Task input →
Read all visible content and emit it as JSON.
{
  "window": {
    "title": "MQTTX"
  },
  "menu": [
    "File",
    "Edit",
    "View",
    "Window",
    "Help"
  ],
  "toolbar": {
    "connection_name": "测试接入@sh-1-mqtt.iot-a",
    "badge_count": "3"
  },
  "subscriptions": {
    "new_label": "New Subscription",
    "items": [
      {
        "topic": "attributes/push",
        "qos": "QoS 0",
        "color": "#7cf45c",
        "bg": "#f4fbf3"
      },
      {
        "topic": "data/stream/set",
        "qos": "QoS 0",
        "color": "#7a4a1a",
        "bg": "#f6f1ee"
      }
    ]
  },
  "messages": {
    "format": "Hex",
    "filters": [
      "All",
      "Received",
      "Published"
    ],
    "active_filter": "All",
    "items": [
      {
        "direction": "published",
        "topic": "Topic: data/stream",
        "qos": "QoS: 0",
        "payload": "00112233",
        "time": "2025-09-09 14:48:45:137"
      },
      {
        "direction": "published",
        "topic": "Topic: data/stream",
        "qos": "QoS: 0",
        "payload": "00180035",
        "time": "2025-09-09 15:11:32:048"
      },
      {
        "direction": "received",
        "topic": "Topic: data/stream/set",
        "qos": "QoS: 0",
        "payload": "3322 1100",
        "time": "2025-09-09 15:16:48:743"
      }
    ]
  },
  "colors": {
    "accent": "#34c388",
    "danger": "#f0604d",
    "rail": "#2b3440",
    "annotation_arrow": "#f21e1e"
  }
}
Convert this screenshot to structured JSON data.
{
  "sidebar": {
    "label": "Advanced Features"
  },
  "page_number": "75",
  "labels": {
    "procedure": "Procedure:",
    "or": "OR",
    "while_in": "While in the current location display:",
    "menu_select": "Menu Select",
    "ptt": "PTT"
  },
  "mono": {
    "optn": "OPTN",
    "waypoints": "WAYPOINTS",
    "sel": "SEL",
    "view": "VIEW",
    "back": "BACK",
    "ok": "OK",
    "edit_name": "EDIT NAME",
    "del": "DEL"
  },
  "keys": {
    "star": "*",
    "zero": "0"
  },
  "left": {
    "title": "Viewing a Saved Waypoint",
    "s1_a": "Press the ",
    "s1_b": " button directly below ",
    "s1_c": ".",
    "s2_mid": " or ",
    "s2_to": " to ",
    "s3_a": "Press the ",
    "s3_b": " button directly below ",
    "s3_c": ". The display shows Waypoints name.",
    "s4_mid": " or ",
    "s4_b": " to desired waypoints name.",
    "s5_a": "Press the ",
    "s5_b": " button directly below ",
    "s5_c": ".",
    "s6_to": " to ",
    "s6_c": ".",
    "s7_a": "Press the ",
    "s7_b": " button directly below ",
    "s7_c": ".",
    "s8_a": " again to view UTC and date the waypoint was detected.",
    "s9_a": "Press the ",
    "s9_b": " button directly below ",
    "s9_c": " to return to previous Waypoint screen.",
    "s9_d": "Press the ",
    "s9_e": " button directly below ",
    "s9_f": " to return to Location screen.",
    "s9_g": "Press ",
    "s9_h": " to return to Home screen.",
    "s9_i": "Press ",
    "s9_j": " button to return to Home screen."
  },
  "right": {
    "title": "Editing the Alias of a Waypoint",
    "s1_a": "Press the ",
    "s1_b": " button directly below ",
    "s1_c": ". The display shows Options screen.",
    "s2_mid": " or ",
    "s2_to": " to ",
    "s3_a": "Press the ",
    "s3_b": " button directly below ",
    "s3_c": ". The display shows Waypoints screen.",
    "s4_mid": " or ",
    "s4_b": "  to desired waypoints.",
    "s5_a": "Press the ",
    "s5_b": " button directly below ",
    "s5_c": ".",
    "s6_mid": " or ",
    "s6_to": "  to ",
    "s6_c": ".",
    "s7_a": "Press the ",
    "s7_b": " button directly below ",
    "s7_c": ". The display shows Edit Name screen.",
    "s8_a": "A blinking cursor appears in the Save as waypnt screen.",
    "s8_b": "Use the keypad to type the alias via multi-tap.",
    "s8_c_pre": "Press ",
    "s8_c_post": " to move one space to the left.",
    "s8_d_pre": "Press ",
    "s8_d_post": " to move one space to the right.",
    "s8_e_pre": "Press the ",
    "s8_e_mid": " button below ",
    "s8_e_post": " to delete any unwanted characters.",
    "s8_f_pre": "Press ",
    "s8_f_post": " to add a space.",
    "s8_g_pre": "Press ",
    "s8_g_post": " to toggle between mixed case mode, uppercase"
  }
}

To be done →
Please repeat the listing above in full and exactly.

Output below →
Read all visible content and emit it as JSON.
{
  "window": {
    "title": "MQTTX"
  },
  "menu": [
    "File",
    "Edit",
    "View",
    "Window",
    "Help"
  ],
  "toolbar": {
    "connection_name": "测试接入@sh-1-mqtt.iot-a",
    "badge_count": "3"
  },
  "subscriptions": {
    "new_label": "New Subscription",
    "items": [
      {
        "topic": "attributes/push",
        "qos": "QoS 0",
        "color": "#7cf45c",
        "bg": "#f4fbf3"
      },
      {
        "topic": "data/stream/set",
        "qos": "QoS 0",
        "color": "#7a4a1a",
        "bg": "#f6f1ee"
      }
    ]
  },
  "messages": {
    "format": "Hex",
    "filters": [
      "All",
      "Received",
      "Published"
    ],
    "active_filter": "All",
    "items": [
      {
        "direction": "published",
        "topic": "Topic: data/stream",
        "qos": "QoS: 0",
        "payload": "00112233",
        "time": "2025-09-09 14:48:45:137"
      },
      {
        "direction": "published",
        "topic": "Topic: data/stream",
        "qos": "QoS: 0",
        "payload": "00180035",
        "time": "2025-09-09 15:11:32:048"
      },
      {
        "direction": "received",
        "topic": "Topic: data/stream/set",
        "qos": "QoS: 0",
        "payload": "3322 1100",
        "time": "2025-09-09 15:16:48:743"
      }
    ]
  },
  "colors": {
    "accent": "#34c388",
    "danger": "#f0604d",
    "rail": "#2b3440",
    "annotation_arrow": "#f21e1e"
  }
}
Convert this screenshot to structured JSON data.
{
  "sidebar": {
    "label": "Advanced Features"
  },
  "page_number": "75",
  "labels": {
    "procedure": "Procedure:",
    "or": "OR",
    "while_in": "While in the current location display:",
    "menu_select": "Menu Select",
    "ptt": "PTT"
  },
  "mono": {
    "optn": "OPTN",
    "waypoints": "WAYPOINTS",
    "sel": "SEL",
    "view": "VIEW",
    "back": "BACK",
    "ok": "OK",
    "edit_name": "EDIT NAME",
    "del": "DEL"
  },
  "keys": {
    "star": "*",
    "zero": "0"
  },
  "left": {
    "title": "Viewing a Saved Waypoint",
    "s1_a": "Press the ",
    "s1_b": " button directly below ",
    "s1_c": ".",
    "s2_mid": " or ",
    "s2_to": " to ",
    "s3_a": "Press the ",
    "s3_b": " button directly below ",
    "s3_c": ". The display shows Waypoints name.",
    "s4_mid": " or ",
    "s4_b": " to desired waypoints name.",
    "s5_a": "Press the ",
    "s5_b": " button directly below ",
    "s5_c": ".",
    "s6_to": " to ",
    "s6_c": ".",
    "s7_a": "Press the ",
    "s7_b": " button directly below ",
    "s7_c": ".",
    "s8_a": " again to view UTC and date the waypoint was detected.",
    "s9_a": "Press the ",
    "s9_b": " button directly below ",
    "s9_c": " to return to previous Waypoint screen.",
    "s9_d": "Press the ",
    "s9_e": " button directly below ",
    "s9_f": " to return to Location screen.",
    "s9_g": "Press ",
    "s9_h": " to return to Home screen.",
    "s9_i": "Press ",
    "s9_j": " button to return to Home screen."
  },
  "right": {
    "title": "Editing the Alias of a Waypoint",
    "s1_a": "Press the ",
    "s1_b": " button directly below ",
    "s1_c": ". The display shows Options screen.",
    "s2_mid": " or ",
    "s2_to": " to ",
    "s3_a": "Press the ",
    "s3_b": " button directly below ",
    "s3_c": ". The display shows Waypoints screen.",
    "s4_mid": " or ",
    "s4_b": "  to desired waypoints.",
    "s5_a": "Press the ",
    "s5_b": " button directly below ",
    "s5_c": ".",
    "s6_mid": " or ",
    "s6_to": "  to ",
    "s6_c": ".",
    "s7_a": "Press the ",
    "s7_b": " button directly below ",
    "s7_c": ". The display shows Edit Name screen.",
    "s8_a": "A blinking cursor appears in the Save as waypnt screen.",
    "s8_b": "Use the keypad to type the alias via multi-tap.",
    "s8_c_pre": "Press ",
    "s8_c_post": " to move one space to the left.",
    "s8_d_pre": "Press ",
    "s8_d_post": " to move one space to the right.",
    "s8_e_pre": "Press the ",
    "s8_e_mid": " button below ",
    "s8_e_post": " to delete any unwanted characters.",
    "s8_f_pre": "Press ",
    "s8_f_post": " to add a space.",
    "s8_g_pre": "Press ",
    "s8_g_post": " to toggle between mixed case mode, uppercase"
  }
}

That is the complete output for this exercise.